Pictures do not belong in the copy. Return all of the entries exactly.

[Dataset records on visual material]
---

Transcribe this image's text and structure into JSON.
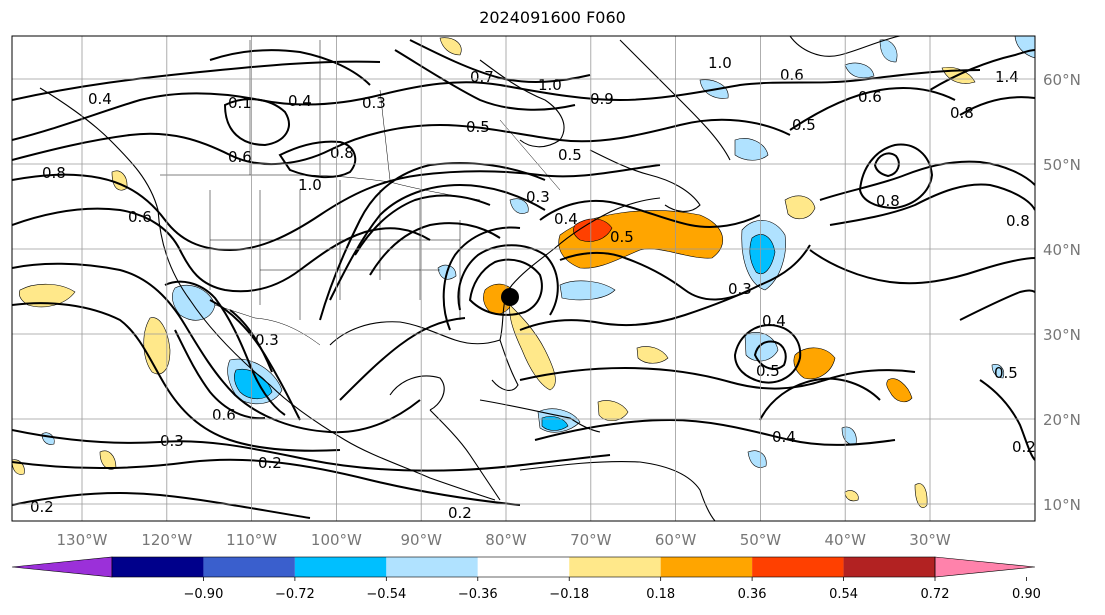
{
  "title": "2024091600 F060",
  "map": {
    "lon_ticks": [
      {
        "label": "130°W",
        "value": -130
      },
      {
        "label": "120°W",
        "value": -120
      },
      {
        "label": "110°W",
        "value": -110
      },
      {
        "label": "100°W",
        "value": -100
      },
      {
        "label": "90°W",
        "value": -90
      },
      {
        "label": "80°W",
        "value": -80
      },
      {
        "label": "70°W",
        "value": -70
      },
      {
        "label": "60°W",
        "value": -60
      },
      {
        "label": "50°W",
        "value": -50
      },
      {
        "label": "40°W",
        "value": -40
      },
      {
        "label": "30°W",
        "value": -30
      }
    ],
    "lat_ticks": [
      {
        "label": "60°N",
        "value": 60
      },
      {
        "label": "50°N",
        "value": 50
      },
      {
        "label": "40°N",
        "value": 40
      },
      {
        "label": "30°N",
        "value": 30
      },
      {
        "label": "20°N",
        "value": 20
      },
      {
        "label": "10°N",
        "value": 10
      }
    ],
    "contour_labels": [
      "0.4",
      "0.4",
      "0.3",
      "0.1",
      "0.7",
      "1.0",
      "0.9",
      "1.0",
      "0.8",
      "0.6",
      "0.6",
      "0.5",
      "0.5",
      "0.6",
      "0.8",
      "0.5",
      "1.0",
      "0.6",
      "0.3",
      "0.4",
      "0.5",
      "0.3",
      "0.4",
      "0.5",
      "0.4",
      "0.3",
      "0.2",
      "0.2",
      "0.2",
      "0.8",
      "0.3",
      "0.6",
      "0.8",
      "0.5",
      "0.2",
      "1.4",
      "0.8"
    ],
    "storm_marker": "black-dot"
  },
  "colorbar": {
    "colors": [
      "#9b30d9",
      "#00008b",
      "#3a5fcd",
      "#00bfff",
      "#b0e2ff",
      "#ffffff",
      "#ffe88a",
      "#ffa500",
      "#ff4000",
      "#b22222",
      "#ff82ab"
    ],
    "tick_labels": [
      "−0.90",
      "−0.72",
      "−0.54",
      "−0.36",
      "−0.18",
      "0.18",
      "0.36",
      "0.54",
      "0.72",
      "0.90"
    ]
  }
}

---

| EXPECTED ANSWER |
Transcribe this image's text and structure into JSON.
{
  "title": "2024091600 F060",
  "map": {
    "lon_ticks": [
      {
        "label": "130°W",
        "value": -130
      },
      {
        "label": "120°W",
        "value": -120
      },
      {
        "label": "110°W",
        "value": -110
      },
      {
        "label": "100°W",
        "value": -100
      },
      {
        "label": "90°W",
        "value": -90
      },
      {
        "label": "80°W",
        "value": -80
      },
      {
        "label": "70°W",
        "value": -70
      },
      {
        "label": "60°W",
        "value": -60
      },
      {
        "label": "50°W",
        "value": -50
      },
      {
        "label": "40°W",
        "value": -40
      },
      {
        "label": "30°W",
        "value": -30
      }
    ],
    "lat_ticks": [
      {
        "label": "60°N",
        "value": 60
      },
      {
        "label": "50°N",
        "value": 50
      },
      {
        "label": "40°N",
        "value": 40
      },
      {
        "label": "30°N",
        "value": 30
      },
      {
        "label": "20°N",
        "value": 20
      },
      {
        "label": "10°N",
        "value": 10
      }
    ],
    "contour_labels": [
      "0.4",
      "0.4",
      "0.3",
      "0.1",
      "0.7",
      "1.0",
      "0.9",
      "1.0",
      "0.8",
      "0.6",
      "0.6",
      "0.5",
      "0.5",
      "0.6",
      "0.8",
      "0.5",
      "1.0",
      "0.6",
      "0.3",
      "0.4",
      "0.5",
      "0.3",
      "0.4",
      "0.5",
      "0.4",
      "0.3",
      "0.2",
      "0.2",
      "0.2",
      "0.8",
      "0.3",
      "0.6",
      "0.8",
      "0.5",
      "0.2",
      "1.4",
      "0.8"
    ],
    "storm_marker": "black-dot"
  },
  "colorbar": {
    "colors": [
      "#9b30d9",
      "#00008b",
      "#3a5fcd",
      "#00bfff",
      "#b0e2ff",
      "#ffffff",
      "#ffe88a",
      "#ffa500",
      "#ff4000",
      "#b22222",
      "#ff82ab"
    ],
    "tick_labels": [
      "−0.90",
      "−0.72",
      "−0.54",
      "−0.36",
      "−0.18",
      "0.18",
      "0.36",
      "0.54",
      "0.72",
      "0.90"
    ]
  }
}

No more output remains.